§ **Directions**
Below is a listing; copy all of it exactly.

§ **Recorded data**
::::

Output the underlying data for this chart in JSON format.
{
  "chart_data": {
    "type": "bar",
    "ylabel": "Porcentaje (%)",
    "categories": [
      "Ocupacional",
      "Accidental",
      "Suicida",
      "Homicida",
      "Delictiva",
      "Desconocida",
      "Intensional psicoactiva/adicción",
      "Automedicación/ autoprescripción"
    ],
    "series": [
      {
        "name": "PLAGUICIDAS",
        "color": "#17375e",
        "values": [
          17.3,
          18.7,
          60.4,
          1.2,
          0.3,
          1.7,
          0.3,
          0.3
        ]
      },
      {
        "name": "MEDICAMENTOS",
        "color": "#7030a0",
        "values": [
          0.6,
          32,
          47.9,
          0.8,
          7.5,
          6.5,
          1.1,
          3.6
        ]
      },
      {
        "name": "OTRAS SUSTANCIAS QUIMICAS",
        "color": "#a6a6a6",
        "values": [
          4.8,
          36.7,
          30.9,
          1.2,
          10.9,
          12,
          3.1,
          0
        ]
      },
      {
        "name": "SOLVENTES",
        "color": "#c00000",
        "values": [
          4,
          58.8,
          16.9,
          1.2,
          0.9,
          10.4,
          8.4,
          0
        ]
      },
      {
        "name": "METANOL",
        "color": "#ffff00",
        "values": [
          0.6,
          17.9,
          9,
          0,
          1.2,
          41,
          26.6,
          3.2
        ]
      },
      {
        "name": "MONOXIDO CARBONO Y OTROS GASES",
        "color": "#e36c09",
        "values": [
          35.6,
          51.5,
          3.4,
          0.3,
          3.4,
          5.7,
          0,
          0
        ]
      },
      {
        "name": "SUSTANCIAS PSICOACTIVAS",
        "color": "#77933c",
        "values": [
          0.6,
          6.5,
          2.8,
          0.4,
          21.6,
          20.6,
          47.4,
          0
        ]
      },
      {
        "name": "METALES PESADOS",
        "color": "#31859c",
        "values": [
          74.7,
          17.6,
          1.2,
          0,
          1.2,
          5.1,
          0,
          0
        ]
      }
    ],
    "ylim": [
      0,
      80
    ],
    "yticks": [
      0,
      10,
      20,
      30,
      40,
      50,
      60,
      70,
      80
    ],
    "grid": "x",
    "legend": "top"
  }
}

::::

§ **Output below**
Output the underlying data for this chart in JSON format.
{
  "chart_data": {
    "type": "bar",
    "ylabel": "Porcentaje (%)",
    "categories": [
      "Ocupacional",
      "Accidental",
      "Suicida",
      "Homicida",
      "Delictiva",
      "Desconocida",
      "Intensional psicoactiva/adicción",
      "Automedicación/ autoprescripción"
    ],
    "series": [
      {
        "name": "PLAGUICIDAS",
        "color": "#17375e",
        "values": [
          17.3,
          18.7,
          60.4,
          1.2,
          0.3,
          1.7,
          0.3,
          0.3
        ]
      },
      {
        "name": "MEDICAMENTOS",
        "color": "#7030a0",
        "values": [
          0.6,
          32,
          47.9,
          0.8,
          7.5,
          6.5,
          1.1,
          3.6
        ]
      },
      {
        "name": "OTRAS SUSTANCIAS QUIMICAS",
        "color": "#a6a6a6",
        "values": [
          4.8,
          36.7,
          30.9,
          1.2,
          10.9,
          12,
          3.1,
          0
        ]
      },
      {
        "name": "SOLVENTES",
        "color": "#c00000",
        "values": [
          4,
          58.8,
          16.9,
          1.2,
          0.9,
          10.4,
          8.4,
          0
        ]
      },
      {
        "name": "METANOL",
        "color": "#ffff00",
        "values": [
          0.6,
          17.9,
          9,
          0,
          1.2,
          41,
          26.6,
          3.2
        ]
      },
      {
        "name": "MONOXIDO CARBONO Y OTROS GASES",
        "color": "#e36c09",
        "values": [
          35.6,
          51.5,
          3.4,
          0.3,
          3.4,
          5.7,
          0,
          0
        ]
      },
      {
        "name": "SUSTANCIAS PSICOACTIVAS",
        "color": "#77933c",
        "values": [
          0.6,
          6.5,
          2.8,
          0.4,
          21.6,
          20.6,
          47.4,
          0
        ]
      },
      {
        "name": "METALES PESADOS",
        "color": "#31859c",
        "values": [
          74.7,
          17.6,
          1.2,
          0,
          1.2,
          5.1,
          0,
          0
        ]
      }
    ],
    "ylim": [
      0,
      80
    ],
    "yticks": [
      0,
      10,
      20,
      30,
      40,
      50,
      60,
      70,
      80
    ],
    "grid": "x",
    "legend": "top"
  }
}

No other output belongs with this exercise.